Spurning mayor, council advances new approach to homeless encampments

seattle homeless rain

A homeless woman in Seattle prepares for the rain.

On Tuesday, the Seattle City Council advanced a proposal to drastically change how the city conducts homeless encampment cleanups, based largely on policies supported by the ACLU, Columbia Legal Services and other advocacy organizations.

While the council’s 7-1 vote only sends the proposed legislation to the Human Services and Public Health committee, it was something of a thumb in the eye to Mayor Ed Murray, who has said the ordinance would let people camp outside wherever and whenever they want.

That all the councilmembers — save absentee Debora Juarez and no-vote Tim Burgess — are in favor of advancing the proposal is the most concrete example of the budding disconnect between the council and mayor’s preferred response to homelessness.

It’s September now, which means the weather’s turning cold and the Seattle City Council has just returned from an extended recess. Under normal circumstances, those two events — the political and the meteorological — would have little relation.

But as Seattle continues to live under a State of Emergency, declared last November because of the rising tide of homelessness in Seattle, they’ve become intimately connected. Every day the light fades earlier and the rainfall increases, the urgency to overhaul Seattle’s homeless approach grows.

On several occasions Tuesday, councilmembers referenced the changing seasons — fall and the “impending winter,” as Councilmember Lorena Gonzalez put it, are very much a force in City Hall. It is a more harrowing deadline than those self-imposed by elected officials, and has perhaps lent to the tension between all parties considering the city’s response.

On the streets, winter is no less forgotten. “I’m trying to get the f**k off the street,” says Michael Lazemby, sitting in his tent near Fifth and Yesler.

He’s on a mattress, part of a large tent interior decorated thoughtfully enough to look like a true bedroom. His friend, Antonio Detore, sits just outside the tent. Detore’s hoping to move into one of SHARE’s indoor shelters, which just reopened after a long period of closure.

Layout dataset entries
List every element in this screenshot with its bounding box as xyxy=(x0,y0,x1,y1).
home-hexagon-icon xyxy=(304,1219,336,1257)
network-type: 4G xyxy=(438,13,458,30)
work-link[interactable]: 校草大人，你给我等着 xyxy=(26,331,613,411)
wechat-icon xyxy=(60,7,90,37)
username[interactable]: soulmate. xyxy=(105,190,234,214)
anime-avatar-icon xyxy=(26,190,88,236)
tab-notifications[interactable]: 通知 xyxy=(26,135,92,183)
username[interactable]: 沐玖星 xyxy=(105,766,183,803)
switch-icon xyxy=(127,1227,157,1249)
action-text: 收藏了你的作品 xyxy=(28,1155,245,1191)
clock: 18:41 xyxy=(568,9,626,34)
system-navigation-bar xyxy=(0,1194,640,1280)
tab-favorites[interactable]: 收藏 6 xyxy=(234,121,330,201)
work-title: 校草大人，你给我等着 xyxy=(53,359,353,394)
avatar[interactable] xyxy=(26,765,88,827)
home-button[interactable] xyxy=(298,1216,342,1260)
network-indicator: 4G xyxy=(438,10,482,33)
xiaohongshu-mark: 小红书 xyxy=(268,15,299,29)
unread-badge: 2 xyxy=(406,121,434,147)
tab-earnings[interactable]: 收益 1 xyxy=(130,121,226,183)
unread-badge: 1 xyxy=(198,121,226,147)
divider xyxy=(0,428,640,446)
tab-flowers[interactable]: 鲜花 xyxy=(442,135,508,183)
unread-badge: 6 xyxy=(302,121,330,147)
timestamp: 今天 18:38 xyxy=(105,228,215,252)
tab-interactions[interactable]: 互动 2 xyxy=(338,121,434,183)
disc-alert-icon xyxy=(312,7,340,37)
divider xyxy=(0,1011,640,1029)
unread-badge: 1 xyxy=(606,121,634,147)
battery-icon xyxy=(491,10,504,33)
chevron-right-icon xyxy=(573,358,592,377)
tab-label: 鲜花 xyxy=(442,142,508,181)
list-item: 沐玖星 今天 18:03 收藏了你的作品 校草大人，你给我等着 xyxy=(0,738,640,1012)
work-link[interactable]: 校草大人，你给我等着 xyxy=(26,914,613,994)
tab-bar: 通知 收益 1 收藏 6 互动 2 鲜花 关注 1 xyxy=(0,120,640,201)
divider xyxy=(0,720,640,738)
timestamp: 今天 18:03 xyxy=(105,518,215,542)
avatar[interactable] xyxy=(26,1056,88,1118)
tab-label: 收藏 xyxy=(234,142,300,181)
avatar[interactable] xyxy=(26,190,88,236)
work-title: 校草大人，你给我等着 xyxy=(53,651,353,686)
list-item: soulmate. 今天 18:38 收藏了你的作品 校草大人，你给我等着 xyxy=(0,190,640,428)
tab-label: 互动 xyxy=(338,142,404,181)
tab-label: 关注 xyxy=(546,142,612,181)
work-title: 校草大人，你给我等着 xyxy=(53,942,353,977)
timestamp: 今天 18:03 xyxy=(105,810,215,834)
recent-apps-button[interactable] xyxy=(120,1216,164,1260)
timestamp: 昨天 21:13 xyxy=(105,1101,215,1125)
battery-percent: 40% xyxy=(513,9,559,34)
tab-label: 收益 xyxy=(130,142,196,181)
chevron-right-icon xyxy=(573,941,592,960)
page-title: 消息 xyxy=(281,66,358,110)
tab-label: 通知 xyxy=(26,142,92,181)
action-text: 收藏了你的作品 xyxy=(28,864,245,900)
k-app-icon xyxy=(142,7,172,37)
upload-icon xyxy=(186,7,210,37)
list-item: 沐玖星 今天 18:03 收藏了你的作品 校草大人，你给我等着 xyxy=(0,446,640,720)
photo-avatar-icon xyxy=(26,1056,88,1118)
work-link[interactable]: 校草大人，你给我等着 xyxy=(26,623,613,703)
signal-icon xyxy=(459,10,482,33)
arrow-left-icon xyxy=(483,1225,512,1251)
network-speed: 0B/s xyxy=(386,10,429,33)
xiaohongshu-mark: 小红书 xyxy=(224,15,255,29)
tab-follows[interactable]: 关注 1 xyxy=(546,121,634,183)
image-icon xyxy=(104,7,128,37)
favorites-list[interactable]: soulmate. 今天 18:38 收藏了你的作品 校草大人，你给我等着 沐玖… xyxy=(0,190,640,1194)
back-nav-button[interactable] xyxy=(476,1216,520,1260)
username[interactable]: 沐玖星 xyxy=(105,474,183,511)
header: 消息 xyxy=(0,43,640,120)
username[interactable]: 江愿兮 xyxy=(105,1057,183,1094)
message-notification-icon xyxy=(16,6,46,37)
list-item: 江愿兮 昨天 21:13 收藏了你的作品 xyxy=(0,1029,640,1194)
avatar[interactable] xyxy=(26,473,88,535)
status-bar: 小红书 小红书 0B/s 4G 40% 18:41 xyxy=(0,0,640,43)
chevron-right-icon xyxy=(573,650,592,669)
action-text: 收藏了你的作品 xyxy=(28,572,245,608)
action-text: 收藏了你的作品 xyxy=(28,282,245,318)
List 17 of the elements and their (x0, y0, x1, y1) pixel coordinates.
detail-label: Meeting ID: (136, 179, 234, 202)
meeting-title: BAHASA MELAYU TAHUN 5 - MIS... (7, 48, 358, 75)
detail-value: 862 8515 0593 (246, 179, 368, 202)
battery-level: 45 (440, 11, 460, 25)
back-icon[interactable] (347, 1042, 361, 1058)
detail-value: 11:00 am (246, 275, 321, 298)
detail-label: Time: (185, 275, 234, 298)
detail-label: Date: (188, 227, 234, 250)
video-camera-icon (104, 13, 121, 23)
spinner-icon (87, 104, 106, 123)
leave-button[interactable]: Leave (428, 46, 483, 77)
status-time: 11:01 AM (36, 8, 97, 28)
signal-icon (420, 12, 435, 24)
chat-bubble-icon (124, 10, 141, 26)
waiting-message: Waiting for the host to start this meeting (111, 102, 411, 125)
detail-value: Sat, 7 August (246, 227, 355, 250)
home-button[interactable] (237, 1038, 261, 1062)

*WRITTEN PROBLEM A*: Rewrite the paragraph of the Seattle encampment article beginning "While the council's 7-1 vote" more briefly, keeping its main facts.
*WRITTEN PROBLEM B*: Duplicate everything in the Seattle encampment article from "A homeless woman" down to "response to homelessness.".

*EXERCISE ANSWER A*: The council's 7-1 vote only forwards the proposed legislation to the Human Services and Public Health committee. Still, it rebuffed Mayor Ed Murray, who has said the ordinance would let people camp outside anywhere and at any time.

*EXERCISE ANSWER B*:
A homeless woman in Seattle prepares for the rain.

On Tuesday, the Seattle City Council advanced a proposal to drastically change how the city conducts homeless encampment cleanups, based largely on policies supported by the ACLU, Columbia Legal Services and other advocacy organizations.

While the council’s 7-1 vote only sends the proposed legislation to the Human Services and Public Health committee, it was something of a thumb in the eye to Mayor Ed Murray, who has said the ordinance would let people camp outside wherever and whenever they want.

That all the councilmembers — save absentee Debora Juarez and no-vote Tim Burgess — are in favor of advancing the proposal is the most concrete example of the budding disconnect between the council and mayor’s preferred response to homelessness.